Part of a data file:
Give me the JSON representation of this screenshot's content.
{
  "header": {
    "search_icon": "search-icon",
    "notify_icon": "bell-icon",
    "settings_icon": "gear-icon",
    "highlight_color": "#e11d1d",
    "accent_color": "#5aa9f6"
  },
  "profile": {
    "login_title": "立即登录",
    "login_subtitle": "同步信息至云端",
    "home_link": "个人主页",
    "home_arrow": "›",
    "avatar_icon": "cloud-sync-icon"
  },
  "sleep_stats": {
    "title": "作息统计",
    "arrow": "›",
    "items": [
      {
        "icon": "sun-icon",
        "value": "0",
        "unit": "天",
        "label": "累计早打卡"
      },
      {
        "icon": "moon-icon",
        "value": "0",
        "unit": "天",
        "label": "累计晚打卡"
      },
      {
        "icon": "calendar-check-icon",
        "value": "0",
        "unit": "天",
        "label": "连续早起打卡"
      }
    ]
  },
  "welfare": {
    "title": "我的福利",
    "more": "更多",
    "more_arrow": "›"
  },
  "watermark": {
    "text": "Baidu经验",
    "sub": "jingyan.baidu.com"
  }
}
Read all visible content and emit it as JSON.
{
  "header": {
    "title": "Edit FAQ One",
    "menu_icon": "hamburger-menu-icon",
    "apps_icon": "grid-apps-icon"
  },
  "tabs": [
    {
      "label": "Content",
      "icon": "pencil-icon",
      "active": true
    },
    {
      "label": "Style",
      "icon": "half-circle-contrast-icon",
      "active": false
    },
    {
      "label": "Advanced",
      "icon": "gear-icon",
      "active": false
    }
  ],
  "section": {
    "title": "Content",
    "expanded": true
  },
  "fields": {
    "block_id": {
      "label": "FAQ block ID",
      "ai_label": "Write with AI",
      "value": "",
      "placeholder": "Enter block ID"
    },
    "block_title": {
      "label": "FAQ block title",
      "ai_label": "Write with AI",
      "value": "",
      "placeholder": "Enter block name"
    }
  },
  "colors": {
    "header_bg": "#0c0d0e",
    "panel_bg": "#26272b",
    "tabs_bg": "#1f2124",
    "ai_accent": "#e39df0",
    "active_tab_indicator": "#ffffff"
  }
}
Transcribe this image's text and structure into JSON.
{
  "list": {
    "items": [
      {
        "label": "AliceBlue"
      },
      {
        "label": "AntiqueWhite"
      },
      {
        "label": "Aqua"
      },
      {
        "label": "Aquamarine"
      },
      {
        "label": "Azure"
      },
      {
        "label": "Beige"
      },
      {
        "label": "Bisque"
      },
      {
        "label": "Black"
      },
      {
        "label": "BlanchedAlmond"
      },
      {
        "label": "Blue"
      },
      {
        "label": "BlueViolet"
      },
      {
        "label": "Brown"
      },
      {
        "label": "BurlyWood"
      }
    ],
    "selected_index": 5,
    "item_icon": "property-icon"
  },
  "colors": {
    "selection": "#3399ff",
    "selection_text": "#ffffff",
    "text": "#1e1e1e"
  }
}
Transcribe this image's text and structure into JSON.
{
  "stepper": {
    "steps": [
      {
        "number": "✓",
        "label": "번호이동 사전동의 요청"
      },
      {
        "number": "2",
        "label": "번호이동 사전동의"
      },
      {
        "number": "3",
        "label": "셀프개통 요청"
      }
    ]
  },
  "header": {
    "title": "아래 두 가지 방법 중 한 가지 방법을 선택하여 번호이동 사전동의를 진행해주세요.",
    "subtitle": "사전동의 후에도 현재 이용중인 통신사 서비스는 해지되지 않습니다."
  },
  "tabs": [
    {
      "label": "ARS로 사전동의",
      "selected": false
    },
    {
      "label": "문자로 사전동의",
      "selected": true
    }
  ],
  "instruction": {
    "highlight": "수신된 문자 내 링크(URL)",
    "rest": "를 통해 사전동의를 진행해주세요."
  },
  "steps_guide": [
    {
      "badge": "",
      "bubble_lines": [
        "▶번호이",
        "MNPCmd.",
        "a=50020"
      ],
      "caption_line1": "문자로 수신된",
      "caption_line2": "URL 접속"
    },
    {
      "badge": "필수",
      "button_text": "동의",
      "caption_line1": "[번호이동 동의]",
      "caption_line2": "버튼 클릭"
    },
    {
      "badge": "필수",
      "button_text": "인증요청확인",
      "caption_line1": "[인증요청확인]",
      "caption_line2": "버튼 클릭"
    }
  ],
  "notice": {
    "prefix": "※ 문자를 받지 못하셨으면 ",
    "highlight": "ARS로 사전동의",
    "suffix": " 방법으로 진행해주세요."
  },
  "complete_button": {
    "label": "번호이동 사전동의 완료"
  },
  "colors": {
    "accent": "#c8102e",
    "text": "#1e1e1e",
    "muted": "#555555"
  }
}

Work required → Give every line of the material that includes the string "번호이동".

Task answer →
        "label": "번호이동 사전동의 요청"
        "label": "번호이동 사전동의"
    "title": "아래 두 가지 방법 중 한 가지 방법을 선택하여 번호이동 사전동의를 진행해주세요.",
      "caption_line1": "[번호이동 동의]",
    "label": "번호이동 사전동의 완료"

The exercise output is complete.